Figure collection entries ▸
★ ★ ★

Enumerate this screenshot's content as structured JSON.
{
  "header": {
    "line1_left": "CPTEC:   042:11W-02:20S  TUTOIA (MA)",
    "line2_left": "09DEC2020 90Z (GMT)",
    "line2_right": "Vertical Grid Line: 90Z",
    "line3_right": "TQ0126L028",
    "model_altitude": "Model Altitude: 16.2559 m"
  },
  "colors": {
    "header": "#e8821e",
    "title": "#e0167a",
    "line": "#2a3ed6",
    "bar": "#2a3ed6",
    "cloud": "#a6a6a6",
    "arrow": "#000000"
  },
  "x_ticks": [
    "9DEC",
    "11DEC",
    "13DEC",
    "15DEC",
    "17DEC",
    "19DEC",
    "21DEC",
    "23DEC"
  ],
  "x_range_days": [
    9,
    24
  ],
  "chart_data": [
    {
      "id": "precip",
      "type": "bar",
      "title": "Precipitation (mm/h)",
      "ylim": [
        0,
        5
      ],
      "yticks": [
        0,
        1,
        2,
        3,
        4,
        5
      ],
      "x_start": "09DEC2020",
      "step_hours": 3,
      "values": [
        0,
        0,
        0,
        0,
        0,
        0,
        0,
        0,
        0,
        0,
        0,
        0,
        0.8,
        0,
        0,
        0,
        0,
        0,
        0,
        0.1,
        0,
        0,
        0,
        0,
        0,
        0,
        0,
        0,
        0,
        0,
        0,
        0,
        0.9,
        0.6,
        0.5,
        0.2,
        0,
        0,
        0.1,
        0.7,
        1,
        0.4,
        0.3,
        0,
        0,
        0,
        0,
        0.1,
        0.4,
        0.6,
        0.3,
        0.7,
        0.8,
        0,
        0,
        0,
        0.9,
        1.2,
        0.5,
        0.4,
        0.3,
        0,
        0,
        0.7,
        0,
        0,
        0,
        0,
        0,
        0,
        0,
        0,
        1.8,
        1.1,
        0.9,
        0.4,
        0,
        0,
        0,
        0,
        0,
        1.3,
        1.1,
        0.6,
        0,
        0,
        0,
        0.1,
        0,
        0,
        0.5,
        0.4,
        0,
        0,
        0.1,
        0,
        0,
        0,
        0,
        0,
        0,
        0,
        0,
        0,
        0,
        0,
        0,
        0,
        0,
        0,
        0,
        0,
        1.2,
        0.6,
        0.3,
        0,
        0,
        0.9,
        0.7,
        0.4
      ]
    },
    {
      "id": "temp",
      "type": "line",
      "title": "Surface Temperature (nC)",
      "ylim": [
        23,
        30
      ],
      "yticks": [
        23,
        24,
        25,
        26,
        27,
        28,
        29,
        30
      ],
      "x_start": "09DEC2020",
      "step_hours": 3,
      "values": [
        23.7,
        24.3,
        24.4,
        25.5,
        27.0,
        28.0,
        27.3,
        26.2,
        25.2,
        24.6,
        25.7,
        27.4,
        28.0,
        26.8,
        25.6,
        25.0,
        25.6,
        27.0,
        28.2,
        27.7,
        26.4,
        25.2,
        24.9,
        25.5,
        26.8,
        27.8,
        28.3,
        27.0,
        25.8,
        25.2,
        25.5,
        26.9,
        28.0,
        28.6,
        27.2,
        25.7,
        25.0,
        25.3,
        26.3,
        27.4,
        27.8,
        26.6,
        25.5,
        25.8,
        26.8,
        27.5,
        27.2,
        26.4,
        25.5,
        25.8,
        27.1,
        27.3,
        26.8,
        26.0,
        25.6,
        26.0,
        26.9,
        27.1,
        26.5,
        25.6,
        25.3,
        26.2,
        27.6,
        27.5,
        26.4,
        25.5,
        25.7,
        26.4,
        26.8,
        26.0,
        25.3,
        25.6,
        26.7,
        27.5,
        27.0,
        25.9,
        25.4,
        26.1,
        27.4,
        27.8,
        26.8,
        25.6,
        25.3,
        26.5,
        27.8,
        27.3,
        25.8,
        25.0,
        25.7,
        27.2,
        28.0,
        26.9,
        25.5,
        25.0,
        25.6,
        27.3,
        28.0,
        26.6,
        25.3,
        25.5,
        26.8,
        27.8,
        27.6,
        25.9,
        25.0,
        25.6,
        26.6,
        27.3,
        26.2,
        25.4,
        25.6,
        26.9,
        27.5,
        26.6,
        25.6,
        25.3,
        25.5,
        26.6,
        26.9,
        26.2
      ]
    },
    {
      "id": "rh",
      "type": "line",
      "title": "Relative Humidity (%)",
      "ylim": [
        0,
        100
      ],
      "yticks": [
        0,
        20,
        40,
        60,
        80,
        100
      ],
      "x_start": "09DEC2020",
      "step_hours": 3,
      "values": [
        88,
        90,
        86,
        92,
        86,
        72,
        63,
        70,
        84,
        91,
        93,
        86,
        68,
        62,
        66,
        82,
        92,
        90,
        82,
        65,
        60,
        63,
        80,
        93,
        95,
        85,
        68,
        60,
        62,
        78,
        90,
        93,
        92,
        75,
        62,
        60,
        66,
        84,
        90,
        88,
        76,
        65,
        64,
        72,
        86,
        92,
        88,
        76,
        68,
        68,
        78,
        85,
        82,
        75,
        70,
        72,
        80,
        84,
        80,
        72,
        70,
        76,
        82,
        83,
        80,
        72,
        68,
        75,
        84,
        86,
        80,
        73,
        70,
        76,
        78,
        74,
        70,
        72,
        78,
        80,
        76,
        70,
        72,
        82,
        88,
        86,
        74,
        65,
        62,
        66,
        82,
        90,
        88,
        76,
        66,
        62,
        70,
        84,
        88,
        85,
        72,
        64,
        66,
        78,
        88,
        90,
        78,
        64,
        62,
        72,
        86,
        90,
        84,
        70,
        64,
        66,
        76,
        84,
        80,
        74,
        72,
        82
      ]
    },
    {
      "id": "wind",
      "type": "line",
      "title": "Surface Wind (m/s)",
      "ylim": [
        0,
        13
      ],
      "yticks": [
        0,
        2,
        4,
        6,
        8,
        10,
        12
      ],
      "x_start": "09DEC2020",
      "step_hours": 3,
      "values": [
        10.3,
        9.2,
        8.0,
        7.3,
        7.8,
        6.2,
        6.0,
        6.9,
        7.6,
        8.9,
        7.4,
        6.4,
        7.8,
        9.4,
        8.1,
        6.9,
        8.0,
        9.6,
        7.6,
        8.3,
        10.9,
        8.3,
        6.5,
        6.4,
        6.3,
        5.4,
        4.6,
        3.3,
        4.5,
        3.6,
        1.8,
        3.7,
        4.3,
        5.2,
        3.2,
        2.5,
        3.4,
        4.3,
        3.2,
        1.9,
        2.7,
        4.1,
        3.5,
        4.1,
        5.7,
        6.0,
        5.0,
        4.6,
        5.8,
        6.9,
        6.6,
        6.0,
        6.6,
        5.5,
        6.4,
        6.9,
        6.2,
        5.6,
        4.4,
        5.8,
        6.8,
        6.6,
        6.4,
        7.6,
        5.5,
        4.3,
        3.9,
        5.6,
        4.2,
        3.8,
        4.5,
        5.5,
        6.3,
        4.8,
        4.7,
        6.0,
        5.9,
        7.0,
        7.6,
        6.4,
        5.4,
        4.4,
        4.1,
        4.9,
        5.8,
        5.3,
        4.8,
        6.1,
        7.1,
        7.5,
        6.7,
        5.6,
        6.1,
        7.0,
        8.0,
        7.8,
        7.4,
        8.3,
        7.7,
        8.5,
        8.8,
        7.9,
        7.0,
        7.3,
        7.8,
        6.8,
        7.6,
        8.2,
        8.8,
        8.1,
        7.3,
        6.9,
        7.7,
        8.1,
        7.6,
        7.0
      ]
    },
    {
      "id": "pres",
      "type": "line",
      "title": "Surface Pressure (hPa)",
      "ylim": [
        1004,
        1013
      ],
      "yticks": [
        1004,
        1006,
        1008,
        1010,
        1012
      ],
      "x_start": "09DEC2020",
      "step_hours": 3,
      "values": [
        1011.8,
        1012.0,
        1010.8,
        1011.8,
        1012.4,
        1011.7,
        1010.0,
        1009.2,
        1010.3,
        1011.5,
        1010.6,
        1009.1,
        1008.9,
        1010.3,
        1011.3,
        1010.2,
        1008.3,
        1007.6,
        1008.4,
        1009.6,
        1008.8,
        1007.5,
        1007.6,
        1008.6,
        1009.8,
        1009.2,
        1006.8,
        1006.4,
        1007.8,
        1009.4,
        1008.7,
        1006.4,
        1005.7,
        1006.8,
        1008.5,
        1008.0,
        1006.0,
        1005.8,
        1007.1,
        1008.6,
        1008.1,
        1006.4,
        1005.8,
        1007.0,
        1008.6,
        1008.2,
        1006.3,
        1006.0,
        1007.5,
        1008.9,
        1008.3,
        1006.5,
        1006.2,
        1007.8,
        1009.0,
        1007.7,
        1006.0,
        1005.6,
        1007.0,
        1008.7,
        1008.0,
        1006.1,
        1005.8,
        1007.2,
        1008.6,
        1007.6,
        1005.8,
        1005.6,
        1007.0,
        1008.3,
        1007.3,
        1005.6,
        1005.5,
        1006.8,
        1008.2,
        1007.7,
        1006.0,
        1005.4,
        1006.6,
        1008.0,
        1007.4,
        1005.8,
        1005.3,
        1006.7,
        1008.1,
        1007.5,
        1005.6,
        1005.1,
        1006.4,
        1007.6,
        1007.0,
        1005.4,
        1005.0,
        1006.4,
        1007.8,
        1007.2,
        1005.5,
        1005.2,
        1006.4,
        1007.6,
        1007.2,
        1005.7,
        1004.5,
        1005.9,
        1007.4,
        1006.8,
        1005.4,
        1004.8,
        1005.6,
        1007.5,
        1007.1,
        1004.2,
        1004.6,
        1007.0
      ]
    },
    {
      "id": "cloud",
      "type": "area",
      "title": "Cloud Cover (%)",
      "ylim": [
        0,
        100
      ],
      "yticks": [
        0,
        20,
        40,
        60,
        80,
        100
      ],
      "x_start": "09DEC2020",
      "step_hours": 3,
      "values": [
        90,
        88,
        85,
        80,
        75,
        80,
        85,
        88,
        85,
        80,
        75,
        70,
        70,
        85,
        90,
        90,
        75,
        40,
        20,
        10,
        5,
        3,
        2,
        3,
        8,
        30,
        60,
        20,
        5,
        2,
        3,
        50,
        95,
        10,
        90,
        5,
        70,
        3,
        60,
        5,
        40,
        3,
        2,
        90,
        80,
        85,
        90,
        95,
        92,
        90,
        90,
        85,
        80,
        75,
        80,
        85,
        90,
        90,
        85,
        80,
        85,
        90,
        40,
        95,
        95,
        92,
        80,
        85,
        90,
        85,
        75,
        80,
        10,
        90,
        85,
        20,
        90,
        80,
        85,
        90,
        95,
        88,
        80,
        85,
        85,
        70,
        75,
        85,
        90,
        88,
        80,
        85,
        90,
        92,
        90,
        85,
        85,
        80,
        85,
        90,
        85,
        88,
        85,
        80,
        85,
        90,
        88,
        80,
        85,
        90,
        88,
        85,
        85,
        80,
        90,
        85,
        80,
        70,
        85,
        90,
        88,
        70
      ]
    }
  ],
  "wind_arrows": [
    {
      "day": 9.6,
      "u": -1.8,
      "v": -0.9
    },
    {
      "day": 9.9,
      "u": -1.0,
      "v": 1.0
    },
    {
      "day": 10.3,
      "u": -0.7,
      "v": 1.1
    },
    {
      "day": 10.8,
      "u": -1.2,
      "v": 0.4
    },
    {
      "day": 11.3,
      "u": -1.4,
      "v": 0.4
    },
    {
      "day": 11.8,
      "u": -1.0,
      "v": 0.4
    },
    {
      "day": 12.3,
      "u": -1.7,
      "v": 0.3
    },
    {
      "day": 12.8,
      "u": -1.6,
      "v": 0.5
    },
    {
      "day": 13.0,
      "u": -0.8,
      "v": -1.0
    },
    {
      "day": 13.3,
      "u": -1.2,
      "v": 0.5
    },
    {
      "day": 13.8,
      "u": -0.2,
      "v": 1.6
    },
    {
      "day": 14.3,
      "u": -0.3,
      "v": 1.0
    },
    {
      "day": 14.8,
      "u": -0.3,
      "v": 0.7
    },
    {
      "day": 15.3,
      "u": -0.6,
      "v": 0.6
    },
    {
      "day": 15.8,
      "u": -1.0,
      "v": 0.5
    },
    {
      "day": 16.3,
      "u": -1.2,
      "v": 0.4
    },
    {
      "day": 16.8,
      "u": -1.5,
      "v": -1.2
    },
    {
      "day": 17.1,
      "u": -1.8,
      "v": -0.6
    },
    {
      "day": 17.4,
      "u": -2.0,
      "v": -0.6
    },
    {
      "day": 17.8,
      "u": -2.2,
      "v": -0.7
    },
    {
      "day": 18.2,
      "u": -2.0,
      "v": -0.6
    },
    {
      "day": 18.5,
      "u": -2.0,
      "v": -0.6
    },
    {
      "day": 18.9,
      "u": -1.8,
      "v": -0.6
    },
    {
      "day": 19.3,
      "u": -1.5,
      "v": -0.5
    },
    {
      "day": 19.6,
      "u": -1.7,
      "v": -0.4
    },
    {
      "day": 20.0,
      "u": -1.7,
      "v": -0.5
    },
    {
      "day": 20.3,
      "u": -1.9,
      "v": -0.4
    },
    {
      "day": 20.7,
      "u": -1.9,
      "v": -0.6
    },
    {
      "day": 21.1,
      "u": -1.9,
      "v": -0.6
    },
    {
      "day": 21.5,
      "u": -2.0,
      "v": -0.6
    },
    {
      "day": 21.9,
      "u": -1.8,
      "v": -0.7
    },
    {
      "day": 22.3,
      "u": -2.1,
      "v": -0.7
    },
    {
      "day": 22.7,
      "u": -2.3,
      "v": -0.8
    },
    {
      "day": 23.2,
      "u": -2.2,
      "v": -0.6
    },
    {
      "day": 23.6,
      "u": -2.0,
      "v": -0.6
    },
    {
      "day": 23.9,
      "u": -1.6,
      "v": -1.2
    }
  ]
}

★ ★ ★

WORK TO BE COMPLETED ▸ Looking at the data above, show all lines where the word "Surface" occurs.

ANSWER TO THE TASK ▸
      "title": "Surface Temperature (nC)",
      "title": "Surface Wind (m/s)",
      "title": "Surface Pressure (hPa)",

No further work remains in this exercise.